REQUIRED TASK: Work out how many lines of the material below mention the word "Bound"; reply with the number only.

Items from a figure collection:
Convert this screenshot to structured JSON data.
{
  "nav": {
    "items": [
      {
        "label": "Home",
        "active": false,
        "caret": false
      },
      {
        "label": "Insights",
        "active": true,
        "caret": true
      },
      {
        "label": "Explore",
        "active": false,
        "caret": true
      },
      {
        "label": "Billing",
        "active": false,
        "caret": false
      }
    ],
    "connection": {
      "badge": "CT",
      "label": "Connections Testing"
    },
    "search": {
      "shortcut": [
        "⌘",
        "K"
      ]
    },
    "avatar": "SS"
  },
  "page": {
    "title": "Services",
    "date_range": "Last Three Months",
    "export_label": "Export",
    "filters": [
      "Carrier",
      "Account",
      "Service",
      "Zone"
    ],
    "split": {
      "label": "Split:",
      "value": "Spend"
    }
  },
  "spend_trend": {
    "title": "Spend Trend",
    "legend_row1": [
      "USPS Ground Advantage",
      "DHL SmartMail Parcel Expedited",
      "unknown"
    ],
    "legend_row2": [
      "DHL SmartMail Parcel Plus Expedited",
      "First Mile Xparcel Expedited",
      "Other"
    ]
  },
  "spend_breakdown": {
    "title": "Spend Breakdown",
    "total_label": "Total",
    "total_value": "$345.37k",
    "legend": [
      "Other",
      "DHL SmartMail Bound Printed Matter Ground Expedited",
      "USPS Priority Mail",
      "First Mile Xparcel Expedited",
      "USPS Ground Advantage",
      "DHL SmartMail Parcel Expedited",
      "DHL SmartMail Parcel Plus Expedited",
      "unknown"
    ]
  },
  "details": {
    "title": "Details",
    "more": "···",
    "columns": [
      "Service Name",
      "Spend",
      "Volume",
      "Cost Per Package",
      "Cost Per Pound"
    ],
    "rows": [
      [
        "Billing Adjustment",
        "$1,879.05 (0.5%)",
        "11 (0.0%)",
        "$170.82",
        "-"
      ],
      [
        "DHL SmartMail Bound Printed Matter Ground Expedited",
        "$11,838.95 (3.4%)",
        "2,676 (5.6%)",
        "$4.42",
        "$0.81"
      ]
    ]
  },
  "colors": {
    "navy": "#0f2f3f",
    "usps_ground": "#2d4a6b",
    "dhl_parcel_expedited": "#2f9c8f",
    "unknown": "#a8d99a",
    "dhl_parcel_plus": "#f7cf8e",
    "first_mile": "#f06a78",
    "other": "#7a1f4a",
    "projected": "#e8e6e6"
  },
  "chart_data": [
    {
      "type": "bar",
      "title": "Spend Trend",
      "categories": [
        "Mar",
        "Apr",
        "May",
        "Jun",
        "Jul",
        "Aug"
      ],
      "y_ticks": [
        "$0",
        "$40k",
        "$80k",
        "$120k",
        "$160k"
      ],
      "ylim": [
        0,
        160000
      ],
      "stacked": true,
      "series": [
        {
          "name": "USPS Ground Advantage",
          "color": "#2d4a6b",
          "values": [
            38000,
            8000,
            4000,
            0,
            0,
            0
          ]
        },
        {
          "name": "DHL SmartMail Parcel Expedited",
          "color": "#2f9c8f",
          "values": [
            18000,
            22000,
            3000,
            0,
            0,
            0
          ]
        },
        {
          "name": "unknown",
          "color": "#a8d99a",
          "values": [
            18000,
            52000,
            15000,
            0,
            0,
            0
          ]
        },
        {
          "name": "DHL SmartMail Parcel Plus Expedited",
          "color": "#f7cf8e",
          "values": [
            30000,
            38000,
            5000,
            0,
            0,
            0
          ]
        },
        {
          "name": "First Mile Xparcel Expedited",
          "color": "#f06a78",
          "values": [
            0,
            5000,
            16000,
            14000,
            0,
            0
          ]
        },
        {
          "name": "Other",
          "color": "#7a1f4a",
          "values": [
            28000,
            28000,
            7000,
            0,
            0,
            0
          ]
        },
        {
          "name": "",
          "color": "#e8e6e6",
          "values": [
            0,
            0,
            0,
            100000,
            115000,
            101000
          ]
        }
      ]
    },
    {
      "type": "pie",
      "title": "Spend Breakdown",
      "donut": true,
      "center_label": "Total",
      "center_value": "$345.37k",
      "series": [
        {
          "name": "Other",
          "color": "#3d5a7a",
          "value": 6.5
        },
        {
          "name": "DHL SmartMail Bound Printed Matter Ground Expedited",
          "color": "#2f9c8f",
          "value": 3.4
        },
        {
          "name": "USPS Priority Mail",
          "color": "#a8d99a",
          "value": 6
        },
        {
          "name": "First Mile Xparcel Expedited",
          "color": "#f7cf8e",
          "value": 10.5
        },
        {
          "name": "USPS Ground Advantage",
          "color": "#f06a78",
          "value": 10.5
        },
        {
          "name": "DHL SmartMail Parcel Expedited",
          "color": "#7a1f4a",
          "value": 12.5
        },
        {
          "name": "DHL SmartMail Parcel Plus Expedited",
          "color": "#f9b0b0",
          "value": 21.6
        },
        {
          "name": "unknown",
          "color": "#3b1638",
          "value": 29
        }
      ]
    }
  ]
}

EXPECTED ANSWER: 3